# WHAT YOU WILL DO
Reproduce every entry that follows word for word, but omit the images.

# RECORD EXTRACTS
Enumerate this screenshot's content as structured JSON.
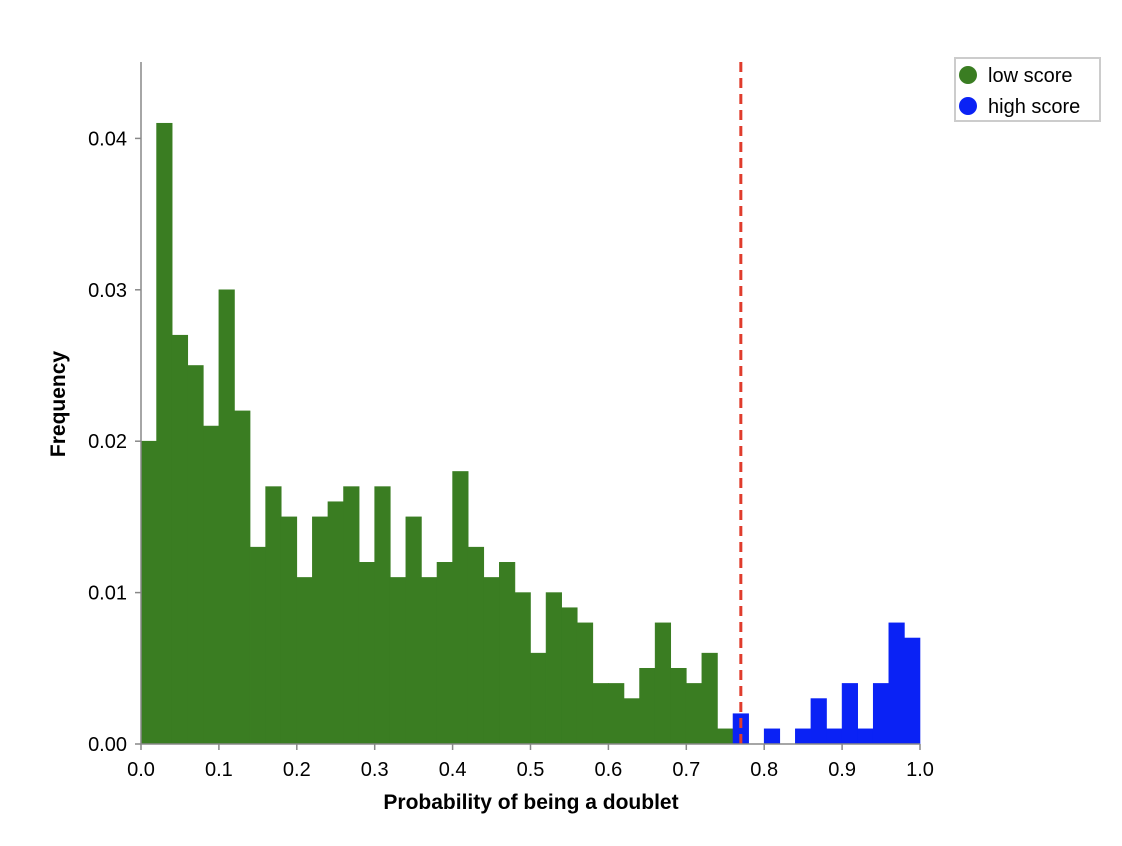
{
  "chart_data": {
    "type": "bar",
    "title": "",
    "xlabel": "Probability of being a doublet",
    "ylabel": "Frequency",
    "xlim": [
      0.0,
      1.0
    ],
    "ylim": [
      0.0,
      0.045
    ],
    "x_ticks": [
      "0.0",
      "0.1",
      "0.2",
      "0.3",
      "0.4",
      "0.5",
      "0.6",
      "0.7",
      "0.8",
      "0.9",
      "1.0"
    ],
    "y_ticks": [
      "0.00",
      "0.01",
      "0.02",
      "0.03",
      "0.04"
    ],
    "bin_width": 0.02,
    "threshold": 0.77,
    "grid": false,
    "legend_position": "top-right",
    "series": [
      {
        "name": "low score",
        "color": "#3a7d22",
        "bins": [
          [
            0.0,
            0.02
          ],
          [
            0.02,
            0.041
          ],
          [
            0.04,
            0.027
          ],
          [
            0.06,
            0.025
          ],
          [
            0.08,
            0.021
          ],
          [
            0.1,
            0.03
          ],
          [
            0.12,
            0.022
          ],
          [
            0.14,
            0.013
          ],
          [
            0.16,
            0.017
          ],
          [
            0.18,
            0.015
          ],
          [
            0.2,
            0.011
          ],
          [
            0.22,
            0.015
          ],
          [
            0.24,
            0.016
          ],
          [
            0.26,
            0.017
          ],
          [
            0.28,
            0.012
          ],
          [
            0.3,
            0.017
          ],
          [
            0.32,
            0.011
          ],
          [
            0.34,
            0.015
          ],
          [
            0.36,
            0.011
          ],
          [
            0.38,
            0.012
          ],
          [
            0.4,
            0.018
          ],
          [
            0.42,
            0.013
          ],
          [
            0.44,
            0.011
          ],
          [
            0.46,
            0.012
          ],
          [
            0.48,
            0.01
          ],
          [
            0.5,
            0.006
          ],
          [
            0.52,
            0.01
          ],
          [
            0.54,
            0.009
          ],
          [
            0.56,
            0.008
          ],
          [
            0.58,
            0.004
          ],
          [
            0.6,
            0.004
          ],
          [
            0.62,
            0.003
          ],
          [
            0.64,
            0.005
          ],
          [
            0.66,
            0.008
          ],
          [
            0.68,
            0.005
          ],
          [
            0.7,
            0.004
          ],
          [
            0.72,
            0.006
          ],
          [
            0.74,
            0.001
          ]
        ]
      },
      {
        "name": "high score",
        "color": "#0a22f5",
        "bins": [
          [
            0.76,
            0.002
          ],
          [
            0.8,
            0.001
          ],
          [
            0.84,
            0.001
          ],
          [
            0.86,
            0.003
          ],
          [
            0.88,
            0.001
          ],
          [
            0.9,
            0.004
          ],
          [
            0.92,
            0.001
          ],
          [
            0.94,
            0.004
          ],
          [
            0.96,
            0.008
          ],
          [
            0.98,
            0.007
          ]
        ]
      }
    ]
  }
}
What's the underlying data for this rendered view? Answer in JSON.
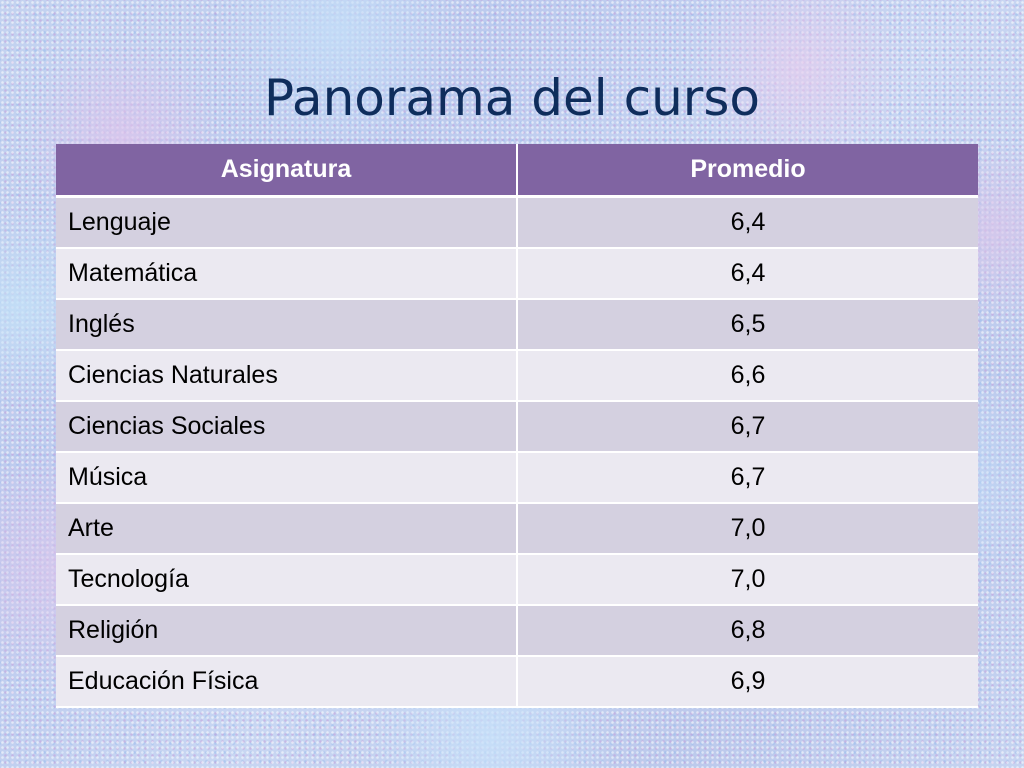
{
  "slide": {
    "title": "Panorama del curso"
  },
  "table": {
    "headers": {
      "subject": "Asignatura",
      "average": "Promedio"
    },
    "rows": [
      {
        "subject": "Lenguaje",
        "average": "6,4"
      },
      {
        "subject": "Matemática",
        "average": "6,4"
      },
      {
        "subject": "Inglés",
        "average": "6,5"
      },
      {
        "subject": "Ciencias Naturales",
        "average": "6,6"
      },
      {
        "subject": "Ciencias Sociales",
        "average": "6,7"
      },
      {
        "subject": "Música",
        "average": "6,7"
      },
      {
        "subject": "Arte",
        "average": "7,0"
      },
      {
        "subject": "Tecnología",
        "average": "7,0"
      },
      {
        "subject": "Religión",
        "average": "6,8"
      },
      {
        "subject": "Educación Física",
        "average": "6,9"
      }
    ]
  },
  "colors": {
    "header_background": "#8064a2",
    "row_odd_background": "#d4d0e0",
    "row_even_background": "#ebe9f1",
    "title_text": "#0f2d5c"
  }
}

# SOLUTION
Enumerate this screenshot's content as structured JSON.
{
  "chart_data": {
    "type": "bar",
    "title": "",
    "xlabel": "Probability of being a doublet",
    "ylabel": "Frequency",
    "xlim": [
      0.0,
      1.0
    ],
    "ylim": [
      0.0,
      0.045
    ],
    "x_ticks": [
      "0.0",
      "0.1",
      "0.2",
      "0.3",
      "0.4",
      "0.5",
      "0.6",
      "0.7",
      "0.8",
      "0.9",
      "1.0"
    ],
    "y_ticks": [
      "0.00",
      "0.01",
      "0.02",
      "0.03",
      "0.04"
    ],
    "bin_width": 0.02,
    "threshold": 0.77,
    "grid": false,
    "legend_position": "top-right",
    "series": [
      {
        "name": "low score",
        "color": "#3a7d22",
        "bins": [
          [
            0.0,
            0.02
          ],
          [
            0.02,
            0.041
          ],
          [
            0.04,
            0.027
          ],
          [
            0.06,
            0.025
          ],
          [
            0.08,
            0.021
          ],
          [
            0.1,
            0.03
          ],
          [
            0.12,
            0.022
          ],
          [
            0.14,
            0.013
          ],
          [
            0.16,
            0.017
          ],
          [
            0.18,
            0.015
          ],
          [
            0.2,
            0.011
          ],
          [
            0.22,
            0.015
          ],
          [
            0.24,
            0.016
          ],
          [
            0.26,
            0.017
          ],
          [
            0.28,
            0.012
          ],
          [
            0.3,
            0.017
          ],
          [
            0.32,
            0.011
          ],
          [
            0.34,
            0.015
          ],
          [
            0.36,
            0.011
          ],
          [
            0.38,
            0.012
          ],
          [
            0.4,
            0.018
          ],
          [
            0.42,
            0.013
          ],
          [
            0.44,
            0.011
          ],
          [
            0.46,
            0.012
          ],
          [
            0.48,
            0.01
          ],
          [
            0.5,
            0.006
          ],
          [
            0.52,
            0.01
          ],
          [
            0.54,
            0.009
          ],
          [
            0.56,
            0.008
          ],
          [
            0.58,
            0.004
          ],
          [
            0.6,
            0.004
          ],
          [
            0.62,
            0.003
          ],
          [
            0.64,
            0.005
          ],
          [
            0.66,
            0.008
          ],
          [
            0.68,
            0.005
          ],
          [
            0.7,
            0.004
          ],
          [
            0.72,
            0.006
          ],
          [
            0.74,
            0.001
          ]
        ]
      },
      {
        "name": "high score",
        "color": "#0a22f5",
        "bins": [
          [
            0.76,
            0.002
          ],
          [
            0.8,
            0.001
          ],
          [
            0.84,
            0.001
          ],
          [
            0.86,
            0.003
          ],
          [
            0.88,
            0.001
          ],
          [
            0.9,
            0.004
          ],
          [
            0.92,
            0.001
          ],
          [
            0.94,
            0.004
          ],
          [
            0.96,
            0.008
          ],
          [
            0.98,
            0.007
          ]
        ]
      }
    ]
  }
}
What's the underlying data for this rendered view? Answer in JSON.
{
  "slide": {
    "title": "Panorama del curso"
  },
  "table": {
    "headers": {
      "subject": "Asignatura",
      "average": "Promedio"
    },
    "rows": [
      {
        "subject": "Lenguaje",
        "average": "6,4"
      },
      {
        "subject": "Matemática",
        "average": "6,4"
      },
      {
        "subject": "Inglés",
        "average": "6,5"
      },
      {
        "subject": "Ciencias Naturales",
        "average": "6,6"
      },
      {
        "subject": "Ciencias Sociales",
        "average": "6,7"
      },
      {
        "subject": "Música",
        "average": "6,7"
      },
      {
        "subject": "Arte",
        "average": "7,0"
      },
      {
        "subject": "Tecnología",
        "average": "7,0"
      },
      {
        "subject": "Religión",
        "average": "6,8"
      },
      {
        "subject": "Educación Física",
        "average": "6,9"
      }
    ]
  },
  "colors": {
    "header_background": "#8064a2",
    "row_odd_background": "#d4d0e0",
    "row_even_background": "#ebe9f1",
    "title_text": "#0f2d5c"
  }
}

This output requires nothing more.